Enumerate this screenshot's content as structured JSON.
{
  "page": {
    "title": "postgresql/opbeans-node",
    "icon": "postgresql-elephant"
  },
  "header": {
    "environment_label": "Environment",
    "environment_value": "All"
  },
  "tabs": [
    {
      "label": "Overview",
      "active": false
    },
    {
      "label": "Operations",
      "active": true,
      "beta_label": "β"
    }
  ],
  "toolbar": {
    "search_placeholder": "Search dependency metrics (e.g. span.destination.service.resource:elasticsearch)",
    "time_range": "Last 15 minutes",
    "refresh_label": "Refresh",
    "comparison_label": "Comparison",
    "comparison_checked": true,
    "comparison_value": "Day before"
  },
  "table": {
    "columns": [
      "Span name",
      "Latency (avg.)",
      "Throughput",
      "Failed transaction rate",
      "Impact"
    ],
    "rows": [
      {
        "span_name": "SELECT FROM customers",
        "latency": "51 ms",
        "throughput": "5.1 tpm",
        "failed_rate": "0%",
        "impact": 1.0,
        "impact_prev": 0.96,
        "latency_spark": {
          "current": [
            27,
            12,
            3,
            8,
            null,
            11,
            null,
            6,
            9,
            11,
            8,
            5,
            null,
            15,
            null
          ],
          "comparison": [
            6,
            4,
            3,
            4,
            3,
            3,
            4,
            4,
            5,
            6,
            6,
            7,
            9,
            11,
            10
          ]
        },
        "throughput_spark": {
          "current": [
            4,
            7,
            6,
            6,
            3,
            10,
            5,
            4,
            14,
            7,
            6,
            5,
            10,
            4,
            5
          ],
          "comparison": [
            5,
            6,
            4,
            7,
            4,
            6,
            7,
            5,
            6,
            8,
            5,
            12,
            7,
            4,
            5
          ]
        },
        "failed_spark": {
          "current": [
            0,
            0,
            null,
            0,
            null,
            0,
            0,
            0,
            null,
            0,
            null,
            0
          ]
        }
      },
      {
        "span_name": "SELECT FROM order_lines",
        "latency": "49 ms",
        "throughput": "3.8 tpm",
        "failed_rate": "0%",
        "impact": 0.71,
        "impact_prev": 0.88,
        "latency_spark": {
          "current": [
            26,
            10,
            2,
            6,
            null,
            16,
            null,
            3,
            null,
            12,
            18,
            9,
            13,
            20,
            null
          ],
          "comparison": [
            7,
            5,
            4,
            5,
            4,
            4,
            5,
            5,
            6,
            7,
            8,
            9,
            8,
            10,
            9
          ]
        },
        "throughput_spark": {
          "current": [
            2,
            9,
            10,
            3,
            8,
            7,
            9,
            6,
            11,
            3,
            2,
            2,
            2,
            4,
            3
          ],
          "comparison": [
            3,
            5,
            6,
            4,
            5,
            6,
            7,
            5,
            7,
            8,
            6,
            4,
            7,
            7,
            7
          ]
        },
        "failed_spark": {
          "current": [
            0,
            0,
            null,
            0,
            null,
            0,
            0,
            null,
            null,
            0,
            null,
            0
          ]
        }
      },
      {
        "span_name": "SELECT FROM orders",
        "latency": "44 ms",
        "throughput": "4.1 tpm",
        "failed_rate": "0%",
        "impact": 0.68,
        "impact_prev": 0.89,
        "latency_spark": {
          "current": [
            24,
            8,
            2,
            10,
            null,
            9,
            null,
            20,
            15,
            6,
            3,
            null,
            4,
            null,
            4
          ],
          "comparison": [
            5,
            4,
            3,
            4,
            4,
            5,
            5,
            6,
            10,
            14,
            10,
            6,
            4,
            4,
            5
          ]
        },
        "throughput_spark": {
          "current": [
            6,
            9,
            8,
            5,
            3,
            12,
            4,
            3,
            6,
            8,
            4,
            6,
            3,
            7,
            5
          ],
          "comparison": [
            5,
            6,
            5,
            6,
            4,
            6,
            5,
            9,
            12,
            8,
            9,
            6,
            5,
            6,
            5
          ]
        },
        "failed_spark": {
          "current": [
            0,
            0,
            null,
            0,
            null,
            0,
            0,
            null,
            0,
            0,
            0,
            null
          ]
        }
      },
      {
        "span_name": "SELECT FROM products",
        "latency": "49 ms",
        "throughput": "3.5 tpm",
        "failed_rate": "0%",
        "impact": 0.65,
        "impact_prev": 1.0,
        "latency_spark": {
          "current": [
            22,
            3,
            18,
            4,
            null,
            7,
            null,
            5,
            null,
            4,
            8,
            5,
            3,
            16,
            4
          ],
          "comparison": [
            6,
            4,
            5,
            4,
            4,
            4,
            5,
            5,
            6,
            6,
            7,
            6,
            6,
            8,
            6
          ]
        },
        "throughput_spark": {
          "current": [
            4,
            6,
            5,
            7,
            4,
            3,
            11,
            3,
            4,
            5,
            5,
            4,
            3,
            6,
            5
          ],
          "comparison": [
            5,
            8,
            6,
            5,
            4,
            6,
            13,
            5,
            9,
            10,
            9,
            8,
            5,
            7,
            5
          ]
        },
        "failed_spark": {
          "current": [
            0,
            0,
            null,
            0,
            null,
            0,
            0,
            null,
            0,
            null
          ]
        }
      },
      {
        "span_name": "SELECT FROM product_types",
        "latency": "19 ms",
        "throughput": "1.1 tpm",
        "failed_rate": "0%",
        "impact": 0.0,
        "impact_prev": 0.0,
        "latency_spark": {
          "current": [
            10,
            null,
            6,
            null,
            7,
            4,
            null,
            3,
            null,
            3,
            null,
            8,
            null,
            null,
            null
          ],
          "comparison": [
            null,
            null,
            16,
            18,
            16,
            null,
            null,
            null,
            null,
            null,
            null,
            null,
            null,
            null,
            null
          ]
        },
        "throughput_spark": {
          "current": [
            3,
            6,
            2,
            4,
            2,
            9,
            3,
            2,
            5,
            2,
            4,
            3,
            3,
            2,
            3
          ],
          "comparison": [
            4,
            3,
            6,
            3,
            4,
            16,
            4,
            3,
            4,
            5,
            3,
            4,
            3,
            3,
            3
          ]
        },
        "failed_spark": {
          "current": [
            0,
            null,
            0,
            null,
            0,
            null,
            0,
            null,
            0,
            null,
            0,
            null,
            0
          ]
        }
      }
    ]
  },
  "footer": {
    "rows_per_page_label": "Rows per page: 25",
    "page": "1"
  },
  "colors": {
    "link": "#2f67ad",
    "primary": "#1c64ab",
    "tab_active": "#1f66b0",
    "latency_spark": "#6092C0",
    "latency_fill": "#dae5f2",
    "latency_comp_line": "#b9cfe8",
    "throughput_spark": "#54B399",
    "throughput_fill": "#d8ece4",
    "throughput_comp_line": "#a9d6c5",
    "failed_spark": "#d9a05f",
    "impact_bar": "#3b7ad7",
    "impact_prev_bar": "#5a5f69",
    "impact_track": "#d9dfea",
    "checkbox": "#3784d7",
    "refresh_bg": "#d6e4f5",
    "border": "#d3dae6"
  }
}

^^^^^^^^^^^^^^^^

**Aim of the exercise:**
Please output the complete data exactly.

**Result of this exercise:**
Enumerate this screenshot's content as structured JSON.
{
  "page": {
    "title": "postgresql/opbeans-node",
    "icon": "postgresql-elephant"
  },
  "header": {
    "environment_label": "Environment",
    "environment_value": "All"
  },
  "tabs": [
    {
      "label": "Overview",
      "active": false
    },
    {
      "label": "Operations",
      "active": true,
      "beta_label": "β"
    }
  ],
  "toolbar": {
    "search_placeholder": "Search dependency metrics (e.g. span.destination.service.resource:elasticsearch)",
    "time_range": "Last 15 minutes",
    "refresh_label": "Refresh",
    "comparison_label": "Comparison",
    "comparison_checked": true,
    "comparison_value": "Day before"
  },
  "table": {
    "columns": [
      "Span name",
      "Latency (avg.)",
      "Throughput",
      "Failed transaction rate",
      "Impact"
    ],
    "rows": [
      {
        "span_name": "SELECT FROM customers",
        "latency": "51 ms",
        "throughput": "5.1 tpm",
        "failed_rate": "0%",
        "impact": 1.0,
        "impact_prev": 0.96,
        "latency_spark": {
          "current": [
            27,
            12,
            3,
            8,
            null,
            11,
            null,
            6,
            9,
            11,
            8,
            5,
            null,
            15,
            null
          ],
          "comparison": [
            6,
            4,
            3,
            4,
            3,
            3,
            4,
            4,
            5,
            6,
            6,
            7,
            9,
            11,
            10
          ]
        },
        "throughput_spark": {
          "current": [
            4,
            7,
            6,
            6,
            3,
            10,
            5,
            4,
            14,
            7,
            6,
            5,
            10,
            4,
            5
          ],
          "comparison": [
            5,
            6,
            4,
            7,
            4,
            6,
            7,
            5,
            6,
            8,
            5,
            12,
            7,
            4,
            5
          ]
        },
        "failed_spark": {
          "current": [
            0,
            0,
            null,
            0,
            null,
            0,
            0,
            0,
            null,
            0,
            null,
            0
          ]
        }
      },
      {
        "span_name": "SELECT FROM order_lines",
        "latency": "49 ms",
        "throughput": "3.8 tpm",
        "failed_rate": "0%",
        "impact": 0.71,
        "impact_prev": 0.88,
        "latency_spark": {
          "current": [
            26,
            10,
            2,
            6,
            null,
            16,
            null,
            3,
            null,
            12,
            18,
            9,
            13,
            20,
            null
          ],
          "comparison": [
            7,
            5,
            4,
            5,
            4,
            4,
            5,
            5,
            6,
            7,
            8,
            9,
            8,
            10,
            9
          ]
        },
        "throughput_spark": {
          "current": [
            2,
            9,
            10,
            3,
            8,
            7,
            9,
            6,
            11,
            3,
            2,
            2,
            2,
            4,
            3
          ],
          "comparison": [
            3,
            5,
            6,
            4,
            5,
            6,
            7,
            5,
            7,
            8,
            6,
            4,
            7,
            7,
            7
          ]
        },
        "failed_spark": {
          "current": [
            0,
            0,
            null,
            0,
            null,
            0,
            0,
            null,
            null,
            0,
            null,
            0
          ]
        }
      },
      {
        "span_name": "SELECT FROM orders",
        "latency": "44 ms",
        "throughput": "4.1 tpm",
        "failed_rate": "0%",
        "impact": 0.68,
        "impact_prev": 0.89,
        "latency_spark": {
          "current": [
            24,
            8,
            2,
            10,
            null,
            9,
            null,
            20,
            15,
            6,
            3,
            null,
            4,
            null,
            4
          ],
          "comparison": [
            5,
            4,
            3,
            4,
            4,
            5,
            5,
            6,
            10,
            14,
            10,
            6,
            4,
            4,
            5
          ]
        },
        "throughput_spark": {
          "current": [
            6,
            9,
            8,
            5,
            3,
            12,
            4,
            3,
            6,
            8,
            4,
            6,
            3,
            7,
            5
          ],
          "comparison": [
            5,
            6,
            5,
            6,
            4,
            6,
            5,
            9,
            12,
            8,
            9,
            6,
            5,
            6,
            5
          ]
        },
        "failed_spark": {
          "current": [
            0,
            0,
            null,
            0,
            null,
            0,
            0,
            null,
            0,
            0,
            0,
            null
          ]
        }
      },
      {
        "span_name": "SELECT FROM products",
        "latency": "49 ms",
        "throughput": "3.5 tpm",
        "failed_rate": "0%",
        "impact": 0.65,
        "impact_prev": 1.0,
        "latency_spark": {
          "current": [
            22,
            3,
            18,
            4,
            null,
            7,
            null,
            5,
            null,
            4,
            8,
            5,
            3,
            16,
            4
          ],
          "comparison": [
            6,
            4,
            5,
            4,
            4,
            4,
            5,
            5,
            6,
            6,
            7,
            6,
            6,
            8,
            6
          ]
        },
        "throughput_spark": {
          "current": [
            4,
            6,
            5,
            7,
            4,
            3,
            11,
            3,
            4,
            5,
            5,
            4,
            3,
            6,
            5
          ],
          "comparison": [
            5,
            8,
            6,
            5,
            4,
            6,
            13,
            5,
            9,
            10,
            9,
            8,
            5,
            7,
            5
          ]
        },
        "failed_spark": {
          "current": [
            0,
            0,
            null,
            0,
            null,
            0,
            0,
            null,
            0,
            null
          ]
        }
      },
      {
        "span_name": "SELECT FROM product_types",
        "latency": "19 ms",
        "throughput": "1.1 tpm",
        "failed_rate": "0%",
        "impact": 0.0,
        "impact_prev": 0.0,
        "latency_spark": {
          "current": [
            10,
            null,
            6,
            null,
            7,
            4,
            null,
            3,
            null,
            3,
            null,
            8,
            null,
            null,
            null
          ],
          "comparison": [
            null,
            null,
            16,
            18,
            16,
            null,
            null,
            null,
            null,
            null,
            null,
            null,
            null,
            null,
            null
          ]
        },
        "throughput_spark": {
          "current": [
            3,
            6,
            2,
            4,
            2,
            9,
            3,
            2,
            5,
            2,
            4,
            3,
            3,
            2,
            3
          ],
          "comparison": [
            4,
            3,
            6,
            3,
            4,
            16,
            4,
            3,
            4,
            5,
            3,
            4,
            3,
            3,
            3
          ]
        },
        "failed_spark": {
          "current": [
            0,
            null,
            0,
            null,
            0,
            null,
            0,
            null,
            0,
            null,
            0,
            null,
            0
          ]
        }
      }
    ]
  },
  "footer": {
    "rows_per_page_label": "Rows per page: 25",
    "page": "1"
  },
  "colors": {
    "link": "#2f67ad",
    "primary": "#1c64ab",
    "tab_active": "#1f66b0",
    "latency_spark": "#6092C0",
    "latency_fill": "#dae5f2",
    "latency_comp_line": "#b9cfe8",
    "throughput_spark": "#54B399",
    "throughput_fill": "#d8ece4",
    "throughput_comp_line": "#a9d6c5",
    "failed_spark": "#d9a05f",
    "impact_bar": "#3b7ad7",
    "impact_prev_bar": "#5a5f69",
    "impact_track": "#d9dfea",
    "checkbox": "#3784d7",
    "refresh_bg": "#d6e4f5",
    "border": "#d3dae6"
  }
}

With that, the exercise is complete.